• **Brief 1**
Transcribe the part of the San Francisco dining post between "Midnight SF Chinatown" and "(San Francisco Chinatown)", inclusive.
• **Brief 2**
Answer these questions using the San Francisco dining post:
(a) How long does the Zuni Chicken take to prepare?
(b) What beer did the writer drink at Red's Place?
(c) What did the writer eat at ABC Bakery?

• **Document passage**
※ ※ ※

I've read the Zuni Roast Chicken posts, bought the book
, and made it at home, but was still astounded by the sheer deliciousness of the in-house bird.
But first, late night San Francisco Chinatown. Odd segue, but my first go at Zuni was solo, wife was out and about with our Marin based sister-in-law, and I did not realize the Zuni Chicken was for two and took 45-60 minutes and I wasn't really in the mood to eat a whole solo chicken at the stand up bar. So, after a Sahara dry Gibson up and light appetizer of House-cured anchovies with celery, Parmesan and nicoise olive and crusty bread, off to Chinatown I went.
Midnight SF Chinatown is nothing like the bustling tourist friendly hub of daylight hours, there's an eerie abandoned quality, harsh laughter echos from odd corners, there's a still quality to the air, foreboding. Not one to be put off by common sense, I trekked the desolate streets coming upon a beacon of light and laughter, Red's Place. Slamming bar dice, cloud of cigarette smoke, Red's seems to give as much credence to California's smoking prohibition as Hot Doug does to Chicago's Foie Gras ban, and loud energetic interplay in that slightly pitched tone I tend to associate with spoken Chinese.
Red's Place (San Francisco Chinatown)
Couple of Heineken's later, the beer choice at Red's, and a detailed discussion on the merits of adding fish bones to pork broth, I was directed to ABC Bakery for a late night fix of shrimp wonton soup w/noodle and roast duck. And a damn good bowl it was.
ABC Bakery, Shrimp wonton with roast duck and noodle.
Second go at Zuni, wife's feathers slightly ruffled when she finds out she's locked into chicken for dinner, though Zuni's upbeat energy, open kitchen and floor space, art work, pleasant informed service and general this is my kind of restaurant
feeling brighten her outlook.

※ ※ ※

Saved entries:
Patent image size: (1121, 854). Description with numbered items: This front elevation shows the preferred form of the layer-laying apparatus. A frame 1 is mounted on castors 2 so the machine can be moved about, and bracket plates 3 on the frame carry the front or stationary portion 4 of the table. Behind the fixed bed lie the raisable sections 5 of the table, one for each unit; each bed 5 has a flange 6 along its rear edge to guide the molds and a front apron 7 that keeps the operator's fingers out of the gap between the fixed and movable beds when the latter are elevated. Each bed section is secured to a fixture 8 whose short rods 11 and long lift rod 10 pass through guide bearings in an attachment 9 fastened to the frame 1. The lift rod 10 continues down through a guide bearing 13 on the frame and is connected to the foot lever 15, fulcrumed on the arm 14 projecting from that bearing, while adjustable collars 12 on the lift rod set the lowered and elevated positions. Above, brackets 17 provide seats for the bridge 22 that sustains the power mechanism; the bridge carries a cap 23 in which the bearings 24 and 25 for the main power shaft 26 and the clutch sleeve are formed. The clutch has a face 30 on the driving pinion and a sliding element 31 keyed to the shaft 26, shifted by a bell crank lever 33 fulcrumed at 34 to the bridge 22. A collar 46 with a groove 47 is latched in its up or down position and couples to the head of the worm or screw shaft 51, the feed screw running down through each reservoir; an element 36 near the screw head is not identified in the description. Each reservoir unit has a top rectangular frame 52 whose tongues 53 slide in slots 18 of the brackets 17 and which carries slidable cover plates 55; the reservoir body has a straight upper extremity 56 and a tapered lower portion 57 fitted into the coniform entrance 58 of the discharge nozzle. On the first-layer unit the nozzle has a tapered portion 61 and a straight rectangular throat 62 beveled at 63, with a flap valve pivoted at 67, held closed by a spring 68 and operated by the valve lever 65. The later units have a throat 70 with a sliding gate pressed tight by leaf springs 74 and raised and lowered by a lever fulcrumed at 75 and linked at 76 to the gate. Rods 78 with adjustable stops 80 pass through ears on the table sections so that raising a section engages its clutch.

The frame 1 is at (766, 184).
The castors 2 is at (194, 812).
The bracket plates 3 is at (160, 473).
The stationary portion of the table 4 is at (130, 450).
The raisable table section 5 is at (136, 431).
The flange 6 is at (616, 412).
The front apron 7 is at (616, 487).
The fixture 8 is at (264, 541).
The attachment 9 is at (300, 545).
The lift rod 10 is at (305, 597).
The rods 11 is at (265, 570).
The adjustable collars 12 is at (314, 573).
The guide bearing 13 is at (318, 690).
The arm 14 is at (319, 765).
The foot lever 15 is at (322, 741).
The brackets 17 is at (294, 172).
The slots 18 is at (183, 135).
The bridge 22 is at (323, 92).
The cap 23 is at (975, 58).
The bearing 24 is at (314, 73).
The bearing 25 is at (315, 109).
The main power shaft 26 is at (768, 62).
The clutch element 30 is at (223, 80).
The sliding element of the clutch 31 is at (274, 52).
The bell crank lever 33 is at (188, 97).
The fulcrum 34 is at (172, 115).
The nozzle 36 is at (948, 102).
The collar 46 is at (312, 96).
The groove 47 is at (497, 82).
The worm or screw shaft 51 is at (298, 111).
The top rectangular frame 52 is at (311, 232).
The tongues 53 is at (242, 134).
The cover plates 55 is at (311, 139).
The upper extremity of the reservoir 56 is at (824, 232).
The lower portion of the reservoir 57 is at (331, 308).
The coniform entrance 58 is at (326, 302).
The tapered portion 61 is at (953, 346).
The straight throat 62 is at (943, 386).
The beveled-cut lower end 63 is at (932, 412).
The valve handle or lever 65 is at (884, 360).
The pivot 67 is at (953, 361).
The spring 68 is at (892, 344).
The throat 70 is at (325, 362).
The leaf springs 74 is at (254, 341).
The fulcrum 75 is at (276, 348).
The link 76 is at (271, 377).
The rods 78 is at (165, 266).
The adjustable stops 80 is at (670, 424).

※ ※ ※

• **Exercise answer 1**
Midnight SF Chinatown is nothing like the bustling tourist friendly hub of daylight hours, there's an eerie abandoned quality, harsh laughter echos from odd corners, there's a still quality to the air, foreboding. Not one to be put off by common sense, I trekked the desolate streets coming upon a beacon of light and laughter, Red's Place. Slamming bar dice, cloud of cigarette smoke, Red's seems to give as much credence to California's smoking prohibition as Hot Doug does to Chicago's Foie Gras ban, and loud energetic interplay in that slightly pitched tone I tend to associate with spoken Chinese.
Red's Place (San Francisco Chinatown)

• **Exercise answer 2**
(a) 45 to 60 minutes.
(b) Heineken.
(c) Shrimp wonton soup with noodle and roast duck.